Required work:
Give the material again in full, matching it exactly.

Stored records:

-------

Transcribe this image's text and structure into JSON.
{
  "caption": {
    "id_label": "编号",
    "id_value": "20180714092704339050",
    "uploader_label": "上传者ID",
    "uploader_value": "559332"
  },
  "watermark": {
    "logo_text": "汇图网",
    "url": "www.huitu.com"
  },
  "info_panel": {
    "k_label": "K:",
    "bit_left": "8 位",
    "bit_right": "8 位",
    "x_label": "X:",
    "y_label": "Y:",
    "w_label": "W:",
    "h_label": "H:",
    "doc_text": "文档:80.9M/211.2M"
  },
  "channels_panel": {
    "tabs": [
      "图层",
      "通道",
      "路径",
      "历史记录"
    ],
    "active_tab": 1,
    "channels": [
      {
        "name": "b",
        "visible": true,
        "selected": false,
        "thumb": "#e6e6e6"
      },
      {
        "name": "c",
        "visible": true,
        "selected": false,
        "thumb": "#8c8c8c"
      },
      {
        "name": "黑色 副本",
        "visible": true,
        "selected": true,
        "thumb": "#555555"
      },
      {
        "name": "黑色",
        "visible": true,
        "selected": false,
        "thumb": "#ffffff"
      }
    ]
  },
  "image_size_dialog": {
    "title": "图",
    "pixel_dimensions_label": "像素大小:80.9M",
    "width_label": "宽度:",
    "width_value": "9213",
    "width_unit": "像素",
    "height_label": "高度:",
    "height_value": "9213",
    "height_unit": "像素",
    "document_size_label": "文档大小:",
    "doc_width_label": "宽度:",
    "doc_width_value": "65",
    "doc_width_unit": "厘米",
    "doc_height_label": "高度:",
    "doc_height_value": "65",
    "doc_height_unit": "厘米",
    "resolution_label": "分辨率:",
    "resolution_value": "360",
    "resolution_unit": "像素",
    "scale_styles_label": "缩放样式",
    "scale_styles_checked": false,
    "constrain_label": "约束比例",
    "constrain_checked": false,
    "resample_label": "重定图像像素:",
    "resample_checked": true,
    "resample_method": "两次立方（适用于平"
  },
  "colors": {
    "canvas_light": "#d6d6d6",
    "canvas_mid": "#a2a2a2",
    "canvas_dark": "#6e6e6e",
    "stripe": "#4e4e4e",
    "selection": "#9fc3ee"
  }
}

-------

Expected output:
Transcribe this image's text and structure into JSON.
{
  "caption": {
    "id_label": "编号",
    "id_value": "20180714092704339050",
    "uploader_label": "上传者ID",
    "uploader_value": "559332"
  },
  "watermark": {
    "logo_text": "汇图网",
    "url": "www.huitu.com"
  },
  "info_panel": {
    "k_label": "K:",
    "bit_left": "8 位",
    "bit_right": "8 位",
    "x_label": "X:",
    "y_label": "Y:",
    "w_label": "W:",
    "h_label": "H:",
    "doc_text": "文档:80.9M/211.2M"
  },
  "channels_panel": {
    "tabs": [
      "图层",
      "通道",
      "路径",
      "历史记录"
    ],
    "active_tab": 1,
    "channels": [
      {
        "name": "b",
        "visible": true,
        "selected": false,
        "thumb": "#e6e6e6"
      },
      {
        "name": "c",
        "visible": true,
        "selected": false,
        "thumb": "#8c8c8c"
      },
      {
        "name": "黑色 副本",
        "visible": true,
        "selected": true,
        "thumb": "#555555"
      },
      {
        "name": "黑色",
        "visible": true,
        "selected": false,
        "thumb": "#ffffff"
      }
    ]
  },
  "image_size_dialog": {
    "title": "图",
    "pixel_dimensions_label": "像素大小:80.9M",
    "width_label": "宽度:",
    "width_value": "9213",
    "width_unit": "像素",
    "height_label": "高度:",
    "height_value": "9213",
    "height_unit": "像素",
    "document_size_label": "文档大小:",
    "doc_width_label": "宽度:",
    "doc_width_value": "65",
    "doc_width_unit": "厘米",
    "doc_height_label": "高度:",
    "doc_height_value": "65",
    "doc_height_unit": "厘米",
    "resolution_label": "分辨率:",
    "resolution_value": "360",
    "resolution_unit": "像素",
    "scale_styles_label": "缩放样式",
    "scale_styles_checked": false,
    "constrain_label": "约束比例",
    "constrain_checked": false,
    "resample_label": "重定图像像素:",
    "resample_checked": true,
    "resample_method": "两次立方（适用于平"
  },
  "colors": {
    "canvas_light": "#d6d6d6",
    "canvas_mid": "#a2a2a2",
    "canvas_dark": "#6e6e6e",
    "stripe": "#4e4e4e",
    "selection": "#9fc3ee"
  }
}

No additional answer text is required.